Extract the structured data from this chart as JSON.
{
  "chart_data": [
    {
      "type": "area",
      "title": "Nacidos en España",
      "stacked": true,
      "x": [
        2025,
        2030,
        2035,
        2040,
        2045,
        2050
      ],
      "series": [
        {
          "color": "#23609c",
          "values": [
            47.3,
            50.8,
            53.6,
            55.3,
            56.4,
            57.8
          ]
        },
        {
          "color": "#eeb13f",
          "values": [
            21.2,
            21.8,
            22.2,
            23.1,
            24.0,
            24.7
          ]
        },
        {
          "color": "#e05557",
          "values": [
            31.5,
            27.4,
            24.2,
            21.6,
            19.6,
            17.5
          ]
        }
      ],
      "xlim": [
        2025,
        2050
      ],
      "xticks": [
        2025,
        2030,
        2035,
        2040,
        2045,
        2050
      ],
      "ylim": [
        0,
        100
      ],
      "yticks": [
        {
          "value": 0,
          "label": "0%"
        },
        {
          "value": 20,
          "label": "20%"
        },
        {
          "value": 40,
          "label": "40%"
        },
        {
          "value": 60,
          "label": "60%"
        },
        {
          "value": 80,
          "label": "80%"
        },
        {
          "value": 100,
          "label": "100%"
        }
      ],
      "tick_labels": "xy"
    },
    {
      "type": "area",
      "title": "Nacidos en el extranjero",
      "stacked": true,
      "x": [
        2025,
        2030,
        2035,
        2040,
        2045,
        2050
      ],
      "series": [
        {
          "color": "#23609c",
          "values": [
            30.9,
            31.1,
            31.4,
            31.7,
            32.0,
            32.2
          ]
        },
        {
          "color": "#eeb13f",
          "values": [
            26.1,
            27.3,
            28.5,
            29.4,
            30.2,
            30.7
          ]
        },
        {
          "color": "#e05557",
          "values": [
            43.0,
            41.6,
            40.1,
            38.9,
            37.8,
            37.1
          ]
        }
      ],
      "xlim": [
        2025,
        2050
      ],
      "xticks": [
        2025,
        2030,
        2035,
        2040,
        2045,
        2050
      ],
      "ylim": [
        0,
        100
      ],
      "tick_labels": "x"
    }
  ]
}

---+---

» Exercise task:
The answer is a single number: how many lines include the word "Nacidos"?

» In response:
2